#### [MATERIAL SHOWN]

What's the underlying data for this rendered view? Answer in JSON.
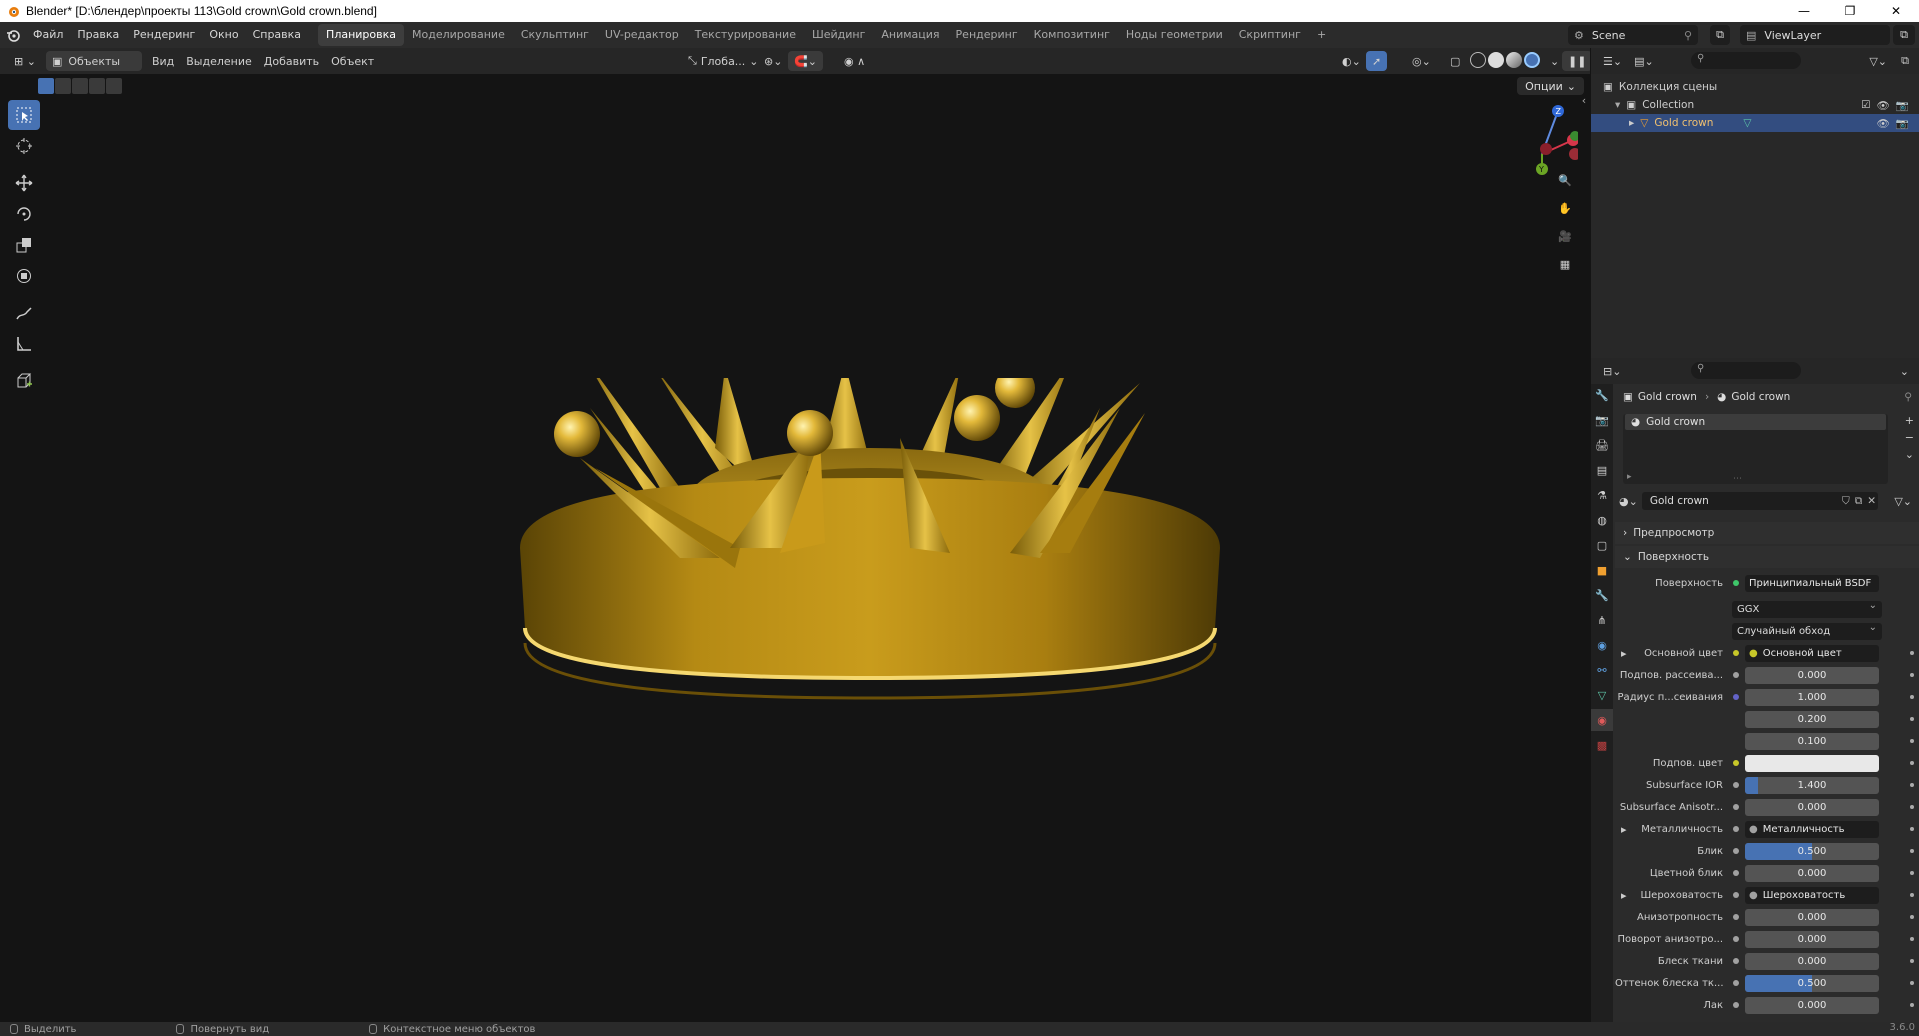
{
  "window": {
    "title": "Blender* [D:\\блендер\\проекты 113\\Gold crown\\Gold crown.blend]",
    "controls": [
      "—",
      "❐",
      "✕"
    ]
  },
  "menu": [
    "Файл",
    "Правка",
    "Рендеринг",
    "Окно",
    "Справка"
  ],
  "workspaces": [
    {
      "label": "Планировка",
      "active": true
    },
    {
      "label": "Моделирование"
    },
    {
      "label": "Скульптинг"
    },
    {
      "label": "UV-редактор"
    },
    {
      "label": "Текстурирование"
    },
    {
      "label": "Шейдинг"
    },
    {
      "label": "Анимация"
    },
    {
      "label": "Рендеринг"
    },
    {
      "label": "Композитинг"
    },
    {
      "label": "Ноды геометрии"
    },
    {
      "label": "Скриптинг"
    },
    {
      "label": "+"
    }
  ],
  "scene": {
    "name": "Scene",
    "view_layer": "ViewLayer"
  },
  "viewport": {
    "mode": "Объекты",
    "menus": [
      "Вид",
      "Выделение",
      "Добавить",
      "Объект"
    ],
    "transform_orientation": "Глоба...",
    "options": "Опции"
  },
  "outliner": {
    "rows": [
      {
        "label": "Коллекция сцены",
        "indent": 0
      },
      {
        "label": "Collection",
        "indent": 1
      },
      {
        "label": "Gold crown",
        "indent": 2,
        "selected": true
      }
    ]
  },
  "properties": {
    "breadcrumb": [
      "Gold crown",
      "Gold crown"
    ],
    "slot": "Gold crown",
    "material_name": "Gold crown",
    "panels": {
      "preview": "Предпросмотр",
      "surface": "Поверхность"
    },
    "surface_label": "Поверхность",
    "surface_value": "Принципиальный BSDF",
    "distribution": "GGX",
    "subsurface_method": "Случайный обход",
    "rows": [
      {
        "label": "Основной цвет",
        "value": "Основной цвет",
        "kind": "link",
        "sock": "#c7c729",
        "expand": true
      },
      {
        "label": "Подпов. рассеива...",
        "value": "0.000",
        "kind": "num",
        "sock": "#a1a1a1",
        "fill": 0
      },
      {
        "label": "Радиус п...сеивания",
        "value": "1.000",
        "kind": "num",
        "sock": "#6363c7",
        "fill": 0
      },
      {
        "label": "",
        "value": "0.200",
        "kind": "num",
        "sock": "",
        "fill": 0
      },
      {
        "label": "",
        "value": "0.100",
        "kind": "num",
        "sock": "",
        "fill": 0
      },
      {
        "label": "Подпов. цвет",
        "value": "",
        "kind": "color",
        "sock": "#c7c729",
        "fill": 0
      },
      {
        "label": "Subsurface IOR",
        "value": "1.400",
        "kind": "num",
        "sock": "#a1a1a1",
        "fill": 0.1
      },
      {
        "label": "Subsurface Anisotr...",
        "value": "0.000",
        "kind": "num",
        "sock": "#a1a1a1",
        "fill": 0
      },
      {
        "label": "Металличность",
        "value": "Металличность",
        "kind": "link",
        "sock": "#a1a1a1",
        "expand": true
      },
      {
        "label": "Блик",
        "value": "0.500",
        "kind": "num",
        "sock": "#a1a1a1",
        "fill": 0.5
      },
      {
        "label": "Цветной блик",
        "value": "0.000",
        "kind": "num",
        "sock": "#a1a1a1",
        "fill": 0
      },
      {
        "label": "Шероховатость",
        "value": "Шероховатость",
        "kind": "link",
        "sock": "#a1a1a1",
        "expand": true
      },
      {
        "label": "Анизотропность",
        "value": "0.000",
        "kind": "num",
        "sock": "#a1a1a1",
        "fill": 0
      },
      {
        "label": "Поворот анизотро...",
        "value": "0.000",
        "kind": "num",
        "sock": "#a1a1a1",
        "fill": 0
      },
      {
        "label": "Блеск ткани",
        "value": "0.000",
        "kind": "num",
        "sock": "#a1a1a1",
        "fill": 0
      },
      {
        "label": "Оттенок блеска тк...",
        "value": "0.500",
        "kind": "num",
        "sock": "#a1a1a1",
        "fill": 0.5
      },
      {
        "label": "Лак",
        "value": "0.000",
        "kind": "num",
        "sock": "#a1a1a1",
        "fill": 0
      }
    ]
  },
  "statusbar": {
    "items": [
      "Выделить",
      "Повернуть вид",
      "Контекстное меню объектов"
    ],
    "version": "3.6.0"
  },
  "colors": {
    "accent": "#4772b3",
    "selected_row": "#334d80",
    "gold": "#c9a227"
  }
}
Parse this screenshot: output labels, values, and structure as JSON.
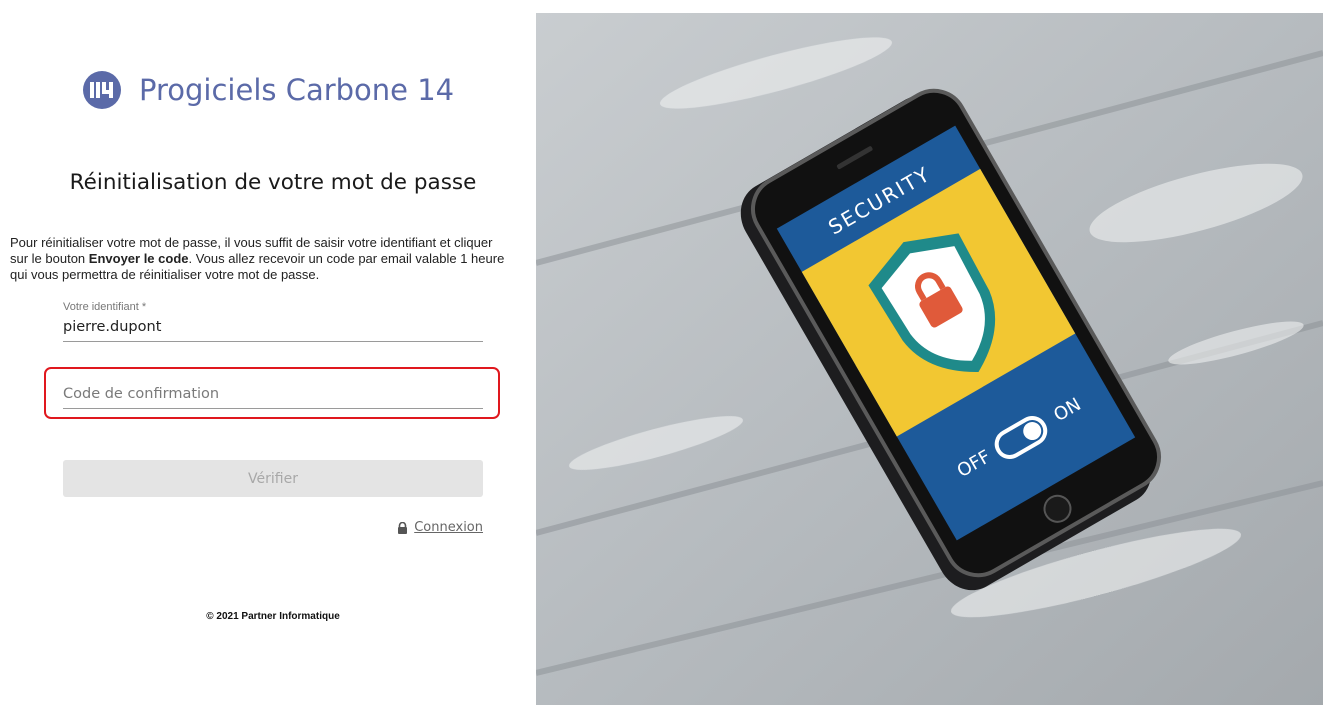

#### [WHAT NEEDS TO BE DONE]
Read the entries and pick out all lines that include the word "crown".

#### [SOLUTION FOR THIS TASK]
    "title": "Blender* [D:\\блендер\\проекты 113\\Gold crown\\Gold crown.blend]",
        "label": "Gold crown",
      "Gold crown",
      "Gold crown"
    "slot": "Gold crown",
    "material_name": "Gold crown",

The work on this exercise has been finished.